Entries taken from a collection:
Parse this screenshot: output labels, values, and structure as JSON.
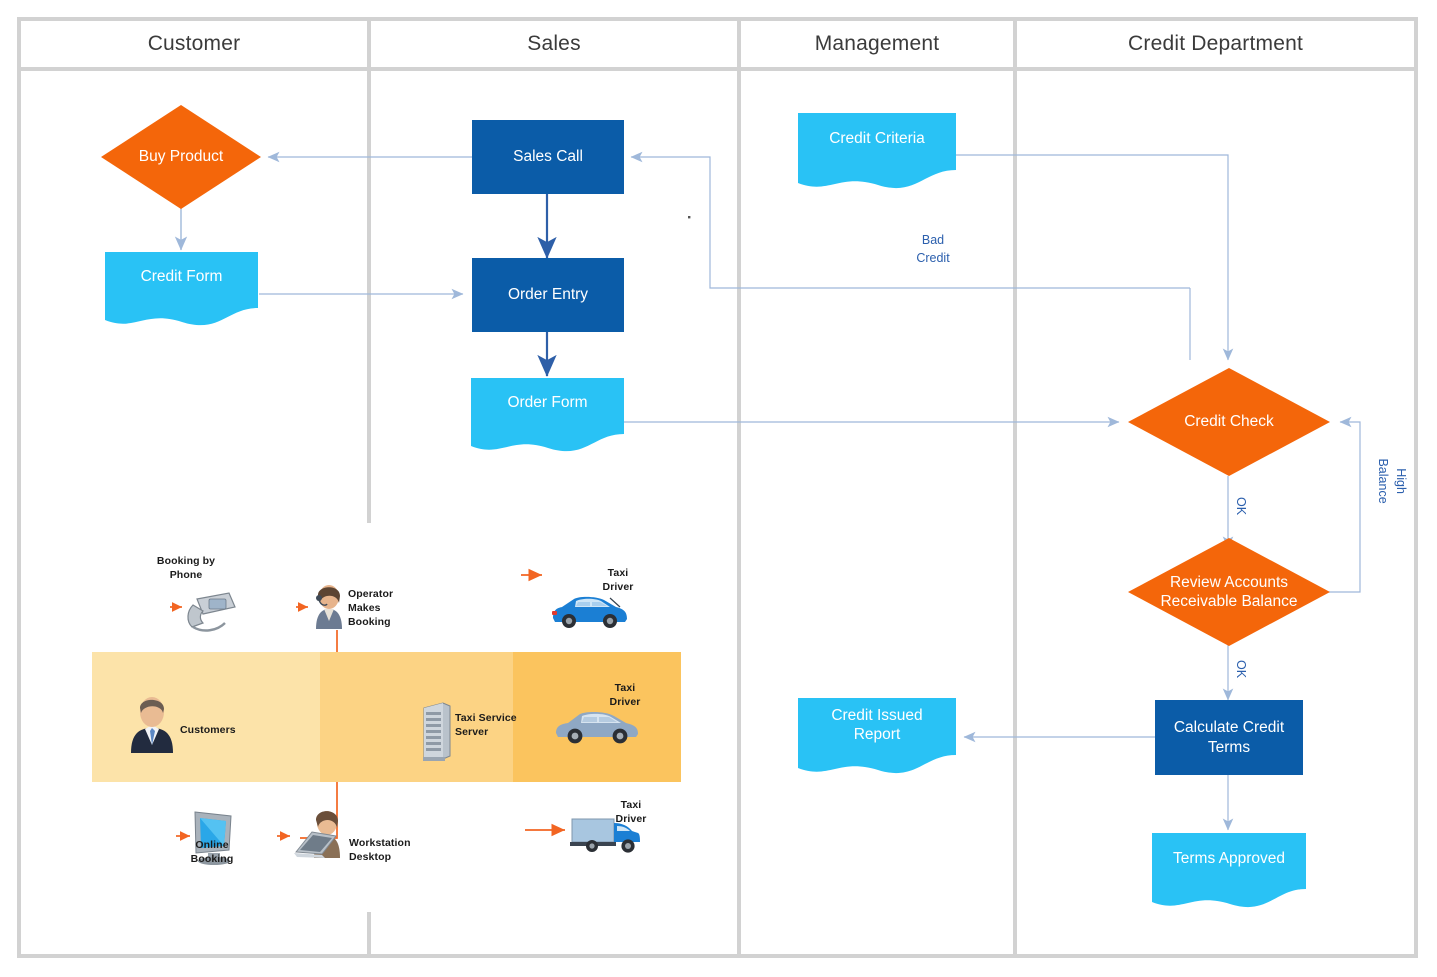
{
  "diagram": {
    "title": "Credit Approval Swimlane Flowchart",
    "colors": {
      "process_blue": "#0B5CA8",
      "document_cyan": "#29C2F5",
      "decision_orange": "#F4660A",
      "connector_blue": "#9FB8DA",
      "label_blue": "#2B5FAD",
      "lane_border": "#D2D2D2",
      "band_light": "#FCE3A9",
      "band_mid": "#FCD384",
      "band_dark": "#FBC45E",
      "arrow_orange": "#F26522"
    },
    "lanes": [
      {
        "id": "customer",
        "label": "Customer"
      },
      {
        "id": "sales",
        "label": "Sales"
      },
      {
        "id": "management",
        "label": "Management"
      },
      {
        "id": "credit",
        "label": "Credit Department"
      }
    ],
    "nodes": [
      {
        "id": "buy-product",
        "label": "Buy Product",
        "shape": "decision",
        "lane": "customer"
      },
      {
        "id": "credit-form",
        "label": "Credit Form",
        "shape": "document",
        "lane": "customer"
      },
      {
        "id": "sales-call",
        "label": "Sales Call",
        "shape": "process",
        "lane": "sales"
      },
      {
        "id": "order-entry",
        "label": "Order Entry",
        "shape": "process",
        "lane": "sales"
      },
      {
        "id": "order-form",
        "label": "Order Form",
        "shape": "document",
        "lane": "sales"
      },
      {
        "id": "credit-criteria",
        "label": "Credit Criteria",
        "shape": "document",
        "lane": "management"
      },
      {
        "id": "credit-issued-report",
        "label": "Credit Issued\nReport",
        "line1": "Credit Issued",
        "line2": "Report",
        "shape": "document",
        "lane": "management"
      },
      {
        "id": "credit-check",
        "label": "Credit Check",
        "shape": "decision",
        "lane": "credit"
      },
      {
        "id": "review-accounts",
        "line1": "Review Accounts",
        "line2": "Receivable Balance",
        "shape": "decision",
        "lane": "credit"
      },
      {
        "id": "calculate-credit-terms",
        "line1": "Calculate Credit",
        "line2": "Terms",
        "shape": "process",
        "lane": "credit"
      },
      {
        "id": "terms-approved",
        "label": "Terms Approved",
        "shape": "document",
        "lane": "credit"
      }
    ],
    "edge_labels": {
      "bad_credit_l1": "Bad",
      "bad_credit_l2": "Credit",
      "ok_1": "OK",
      "ok_2": "OK",
      "high_balance_l1": "High",
      "high_balance_l2": "Balance"
    }
  },
  "subdiagram": {
    "name": "taxi-booking-system",
    "labels": {
      "booking_by_phone_l1": "Booking by",
      "booking_by_phone_l2": "Phone",
      "operator_l1": "Operator",
      "operator_l2": "Makes",
      "operator_l3": "Booking",
      "taxi_driver_top_l1": "Taxi",
      "taxi_driver_top_l2": "Driver",
      "customers": "Customers",
      "taxi_service_server_l1": "Taxi Service",
      "taxi_service_server_l2": "Server",
      "taxi_driver_mid_l1": "Taxi",
      "taxi_driver_mid_l2": "Driver",
      "online_booking_l1": "Online",
      "online_booking_l2": "Booking",
      "workstation_l1": "Workstation",
      "workstation_l2": "Desktop",
      "taxi_driver_bot_l1": "Taxi",
      "taxi_driver_bot_l2": "Driver"
    },
    "icons": [
      {
        "name": "desk-phone-icon"
      },
      {
        "name": "operator-headset-person-icon"
      },
      {
        "name": "blue-hatchback-taxi-icon"
      },
      {
        "name": "customer-person-icon"
      },
      {
        "name": "server-rack-icon"
      },
      {
        "name": "blue-sedan-taxi-icon"
      },
      {
        "name": "crt-monitor-icon"
      },
      {
        "name": "laptop-person-icon"
      },
      {
        "name": "blue-van-truck-icon"
      }
    ]
  }
}
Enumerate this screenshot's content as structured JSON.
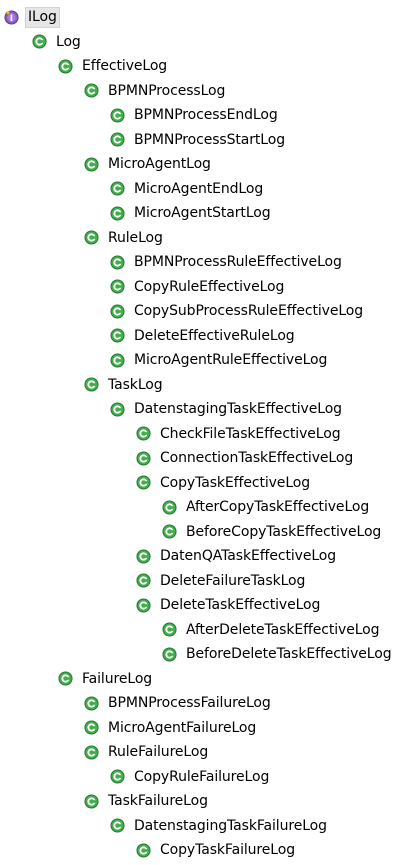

JOB: Copy out each record shown above without alteration, skipping any picture.

SOLUTION TO THE EXERCISE:
Parse this screenshot: output labels, values, and structure as JSON.
{
  "diagram": {
    "title": "Credit Approval Swimlane Flowchart",
    "colors": {
      "process_blue": "#0B5CA8",
      "document_cyan": "#29C2F5",
      "decision_orange": "#F4660A",
      "connector_blue": "#9FB8DA",
      "label_blue": "#2B5FAD",
      "lane_border": "#D2D2D2",
      "band_light": "#FCE3A9",
      "band_mid": "#FCD384",
      "band_dark": "#FBC45E",
      "arrow_orange": "#F26522"
    },
    "lanes": [
      {
        "id": "customer",
        "label": "Customer"
      },
      {
        "id": "sales",
        "label": "Sales"
      },
      {
        "id": "management",
        "label": "Management"
      },
      {
        "id": "credit",
        "label": "Credit Department"
      }
    ],
    "nodes": [
      {
        "id": "buy-product",
        "label": "Buy Product",
        "shape": "decision",
        "lane": "customer"
      },
      {
        "id": "credit-form",
        "label": "Credit Form",
        "shape": "document",
        "lane": "customer"
      },
      {
        "id": "sales-call",
        "label": "Sales Call",
        "shape": "process",
        "lane": "sales"
      },
      {
        "id": "order-entry",
        "label": "Order Entry",
        "shape": "process",
        "lane": "sales"
      },
      {
        "id": "order-form",
        "label": "Order Form",
        "shape": "document",
        "lane": "sales"
      },
      {
        "id": "credit-criteria",
        "label": "Credit Criteria",
        "shape": "document",
        "lane": "management"
      },
      {
        "id": "credit-issued-report",
        "label": "Credit Issued\nReport",
        "line1": "Credit Issued",
        "line2": "Report",
        "shape": "document",
        "lane": "management"
      },
      {
        "id": "credit-check",
        "label": "Credit Check",
        "shape": "decision",
        "lane": "credit"
      },
      {
        "id": "review-accounts",
        "line1": "Review Accounts",
        "line2": "Receivable Balance",
        "shape": "decision",
        "lane": "credit"
      },
      {
        "id": "calculate-credit-terms",
        "line1": "Calculate Credit",
        "line2": "Terms",
        "shape": "process",
        "lane": "credit"
      },
      {
        "id": "terms-approved",
        "label": "Terms Approved",
        "shape": "document",
        "lane": "credit"
      }
    ],
    "edge_labels": {
      "bad_credit_l1": "Bad",
      "bad_credit_l2": "Credit",
      "ok_1": "OK",
      "ok_2": "OK",
      "high_balance_l1": "High",
      "high_balance_l2": "Balance"
    }
  },
  "subdiagram": {
    "name": "taxi-booking-system",
    "labels": {
      "booking_by_phone_l1": "Booking by",
      "booking_by_phone_l2": "Phone",
      "operator_l1": "Operator",
      "operator_l2": "Makes",
      "operator_l3": "Booking",
      "taxi_driver_top_l1": "Taxi",
      "taxi_driver_top_l2": "Driver",
      "customers": "Customers",
      "taxi_service_server_l1": "Taxi Service",
      "taxi_service_server_l2": "Server",
      "taxi_driver_mid_l1": "Taxi",
      "taxi_driver_mid_l2": "Driver",
      "online_booking_l1": "Online",
      "online_booking_l2": "Booking",
      "workstation_l1": "Workstation",
      "workstation_l2": "Desktop",
      "taxi_driver_bot_l1": "Taxi",
      "taxi_driver_bot_l2": "Driver"
    },
    "icons": [
      {
        "name": "desk-phone-icon"
      },
      {
        "name": "operator-headset-person-icon"
      },
      {
        "name": "blue-hatchback-taxi-icon"
      },
      {
        "name": "customer-person-icon"
      },
      {
        "name": "server-rack-icon"
      },
      {
        "name": "blue-sedan-taxi-icon"
      },
      {
        "name": "crt-monitor-icon"
      },
      {
        "name": "laptop-person-icon"
      },
      {
        "name": "blue-van-truck-icon"
      }
    ]
  }
}
Enumerate this screenshot's content as structured JSON.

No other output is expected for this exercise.